[TASK INPUT]
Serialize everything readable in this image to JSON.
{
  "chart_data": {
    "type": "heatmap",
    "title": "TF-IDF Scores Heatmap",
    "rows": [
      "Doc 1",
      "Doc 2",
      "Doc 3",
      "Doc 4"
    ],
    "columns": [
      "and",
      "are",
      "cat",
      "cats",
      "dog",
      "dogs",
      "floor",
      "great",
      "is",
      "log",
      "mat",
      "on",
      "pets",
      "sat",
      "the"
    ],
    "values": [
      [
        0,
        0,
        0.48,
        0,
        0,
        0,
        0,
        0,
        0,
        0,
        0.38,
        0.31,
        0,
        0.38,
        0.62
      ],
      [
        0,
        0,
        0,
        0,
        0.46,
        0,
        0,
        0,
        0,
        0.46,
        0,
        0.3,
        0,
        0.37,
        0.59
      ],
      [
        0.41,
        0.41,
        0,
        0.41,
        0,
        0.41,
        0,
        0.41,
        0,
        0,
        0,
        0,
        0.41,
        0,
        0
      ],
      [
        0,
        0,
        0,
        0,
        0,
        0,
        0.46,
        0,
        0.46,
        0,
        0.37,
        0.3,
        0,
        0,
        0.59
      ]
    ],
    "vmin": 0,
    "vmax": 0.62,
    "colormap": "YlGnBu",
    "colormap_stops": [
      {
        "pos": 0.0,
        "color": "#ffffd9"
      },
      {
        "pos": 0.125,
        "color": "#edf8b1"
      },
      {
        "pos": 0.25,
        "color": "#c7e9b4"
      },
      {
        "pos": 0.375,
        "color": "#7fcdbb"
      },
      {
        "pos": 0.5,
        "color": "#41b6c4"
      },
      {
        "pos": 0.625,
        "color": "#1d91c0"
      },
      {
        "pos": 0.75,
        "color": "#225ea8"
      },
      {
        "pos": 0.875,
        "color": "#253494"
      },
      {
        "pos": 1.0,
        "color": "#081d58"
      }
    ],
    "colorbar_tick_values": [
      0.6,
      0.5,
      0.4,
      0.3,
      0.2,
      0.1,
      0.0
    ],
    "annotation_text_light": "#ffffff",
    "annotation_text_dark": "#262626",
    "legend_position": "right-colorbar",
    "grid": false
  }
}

[PROMPT]
Reproduce every line of the data verbatim.

[COMPLETE RESPONSE]
Serialize everything readable in this image to JSON.
{
  "chart_data": {
    "type": "heatmap",
    "title": "TF-IDF Scores Heatmap",
    "rows": [
      "Doc 1",
      "Doc 2",
      "Doc 3",
      "Doc 4"
    ],
    "columns": [
      "and",
      "are",
      "cat",
      "cats",
      "dog",
      "dogs",
      "floor",
      "great",
      "is",
      "log",
      "mat",
      "on",
      "pets",
      "sat",
      "the"
    ],
    "values": [
      [
        0,
        0,
        0.48,
        0,
        0,
        0,
        0,
        0,
        0,
        0,
        0.38,
        0.31,
        0,
        0.38,
        0.62
      ],
      [
        0,
        0,
        0,
        0,
        0.46,
        0,
        0,
        0,
        0,
        0.46,
        0,
        0.3,
        0,
        0.37,
        0.59
      ],
      [
        0.41,
        0.41,
        0,
        0.41,
        0,
        0.41,
        0,
        0.41,
        0,
        0,
        0,
        0,
        0.41,
        0,
        0
      ],
      [
        0,
        0,
        0,
        0,
        0,
        0,
        0.46,
        0,
        0.46,
        0,
        0.37,
        0.3,
        0,
        0,
        0.59
      ]
    ],
    "vmin": 0,
    "vmax": 0.62,
    "colormap": "YlGnBu",
    "colormap_stops": [
      {
        "pos": 0.0,
        "color": "#ffffd9"
      },
      {
        "pos": 0.125,
        "color": "#edf8b1"
      },
      {
        "pos": 0.25,
        "color": "#c7e9b4"
      },
      {
        "pos": 0.375,
        "color": "#7fcdbb"
      },
      {
        "pos": 0.5,
        "color": "#41b6c4"
      },
      {
        "pos": 0.625,
        "color": "#1d91c0"
      },
      {
        "pos": 0.75,
        "color": "#225ea8"
      },
      {
        "pos": 0.875,
        "color": "#253494"
      },
      {
        "pos": 1.0,
        "color": "#081d58"
      }
    ],
    "colorbar_tick_values": [
      0.6,
      0.5,
      0.4,
      0.3,
      0.2,
      0.1,
      0.0
    ],
    "annotation_text_light": "#ffffff",
    "annotation_text_dark": "#262626",
    "legend_position": "right-colorbar",
    "grid": false
  }
}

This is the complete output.